----- Working data -----
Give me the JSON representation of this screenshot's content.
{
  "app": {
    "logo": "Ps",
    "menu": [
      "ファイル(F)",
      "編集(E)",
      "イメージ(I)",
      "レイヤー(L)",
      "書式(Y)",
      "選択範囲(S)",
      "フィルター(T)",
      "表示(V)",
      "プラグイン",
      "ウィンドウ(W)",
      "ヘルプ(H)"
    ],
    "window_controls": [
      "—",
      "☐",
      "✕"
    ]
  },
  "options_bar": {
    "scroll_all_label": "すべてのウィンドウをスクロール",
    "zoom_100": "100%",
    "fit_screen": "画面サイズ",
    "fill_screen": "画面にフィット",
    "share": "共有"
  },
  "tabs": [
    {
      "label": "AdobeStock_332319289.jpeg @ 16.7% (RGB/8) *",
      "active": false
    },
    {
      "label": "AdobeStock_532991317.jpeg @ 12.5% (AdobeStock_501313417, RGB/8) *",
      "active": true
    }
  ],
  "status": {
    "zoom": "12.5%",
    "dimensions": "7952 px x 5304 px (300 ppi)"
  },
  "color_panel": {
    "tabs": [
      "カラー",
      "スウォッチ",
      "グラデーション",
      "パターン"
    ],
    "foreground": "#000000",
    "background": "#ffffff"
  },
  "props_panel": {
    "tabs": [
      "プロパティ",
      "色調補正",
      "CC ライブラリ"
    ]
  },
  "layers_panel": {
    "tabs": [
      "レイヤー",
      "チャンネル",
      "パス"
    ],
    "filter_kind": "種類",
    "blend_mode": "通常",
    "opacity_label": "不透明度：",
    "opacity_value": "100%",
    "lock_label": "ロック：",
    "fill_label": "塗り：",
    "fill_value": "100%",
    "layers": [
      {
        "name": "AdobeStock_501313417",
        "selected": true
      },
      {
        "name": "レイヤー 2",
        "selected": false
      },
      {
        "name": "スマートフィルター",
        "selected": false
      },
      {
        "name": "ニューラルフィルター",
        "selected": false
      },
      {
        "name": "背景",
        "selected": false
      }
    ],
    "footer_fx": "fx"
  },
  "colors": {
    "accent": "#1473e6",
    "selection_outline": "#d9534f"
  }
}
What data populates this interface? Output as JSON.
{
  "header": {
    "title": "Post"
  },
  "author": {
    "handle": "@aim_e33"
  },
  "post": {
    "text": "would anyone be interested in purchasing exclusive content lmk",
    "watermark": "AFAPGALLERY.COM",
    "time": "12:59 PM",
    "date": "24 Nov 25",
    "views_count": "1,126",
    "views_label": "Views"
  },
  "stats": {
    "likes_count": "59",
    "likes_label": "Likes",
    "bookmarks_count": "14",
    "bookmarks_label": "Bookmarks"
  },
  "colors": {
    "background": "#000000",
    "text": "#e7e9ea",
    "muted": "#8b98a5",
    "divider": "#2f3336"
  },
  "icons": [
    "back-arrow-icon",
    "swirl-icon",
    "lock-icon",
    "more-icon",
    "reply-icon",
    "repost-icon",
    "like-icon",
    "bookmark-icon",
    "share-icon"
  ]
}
-----
(Written problem):
Return the listing above in its exact form.

(Answer to this problem):
Give me the JSON representation of this screenshot's content.
{
  "app": {
    "logo": "Ps",
    "menu": [
      "ファイル(F)",
      "編集(E)",
      "イメージ(I)",
      "レイヤー(L)",
      "書式(Y)",
      "選択範囲(S)",
      "フィルター(T)",
      "表示(V)",
      "プラグイン",
      "ウィンドウ(W)",
      "ヘルプ(H)"
    ],
    "window_controls": [
      "—",
      "☐",
      "✕"
    ]
  },
  "options_bar": {
    "scroll_all_label": "すべてのウィンドウをスクロール",
    "zoom_100": "100%",
    "fit_screen": "画面サイズ",
    "fill_screen": "画面にフィット",
    "share": "共有"
  },
  "tabs": [
    {
      "label": "AdobeStock_332319289.jpeg @ 16.7% (RGB/8) *",
      "active": false
    },
    {
      "label": "AdobeStock_532991317.jpeg @ 12.5% (AdobeStock_501313417, RGB/8) *",
      "active": true
    }
  ],
  "status": {
    "zoom": "12.5%",
    "dimensions": "7952 px x 5304 px (300 ppi)"
  },
  "color_panel": {
    "tabs": [
      "カラー",
      "スウォッチ",
      "グラデーション",
      "パターン"
    ],
    "foreground": "#000000",
    "background": "#ffffff"
  },
  "props_panel": {
    "tabs": [
      "プロパティ",
      "色調補正",
      "CC ライブラリ"
    ]
  },
  "layers_panel": {
    "tabs": [
      "レイヤー",
      "チャンネル",
      "パス"
    ],
    "filter_kind": "種類",
    "blend_mode": "通常",
    "opacity_label": "不透明度：",
    "opacity_value": "100%",
    "lock_label": "ロック：",
    "fill_label": "塗り：",
    "fill_value": "100%",
    "layers": [
      {
        "name": "AdobeStock_501313417",
        "selected": true
      },
      {
        "name": "レイヤー 2",
        "selected": false
      },
      {
        "name": "スマートフィルター",
        "selected": false
      },
      {
        "name": "ニューラルフィルター",
        "selected": false
      },
      {
        "name": "背景",
        "selected": false
      }
    ],
    "footer_fx": "fx"
  },
  "colors": {
    "accent": "#1473e6",
    "selection_outline": "#d9534f"
  }
}
What data populates this interface? Output as JSON.
{
  "header": {
    "title": "Post"
  },
  "author": {
    "handle": "@aim_e33"
  },
  "post": {
    "text": "would anyone be interested in purchasing exclusive content lmk",
    "watermark": "AFAPGALLERY.COM",
    "time": "12:59 PM",
    "date": "24 Nov 25",
    "views_count": "1,126",
    "views_label": "Views"
  },
  "stats": {
    "likes_count": "59",
    "likes_label": "Likes",
    "bookmarks_count": "14",
    "bookmarks_label": "Bookmarks"
  },
  "colors": {
    "background": "#000000",
    "text": "#e7e9ea",
    "muted": "#8b98a5",
    "divider": "#2f3336"
  },
  "icons": [
    "back-arrow-icon",
    "swirl-icon",
    "lock-icon",
    "more-icon",
    "reply-icon",
    "repost-icon",
    "like-icon",
    "bookmark-icon",
    "share-icon"
  ]
}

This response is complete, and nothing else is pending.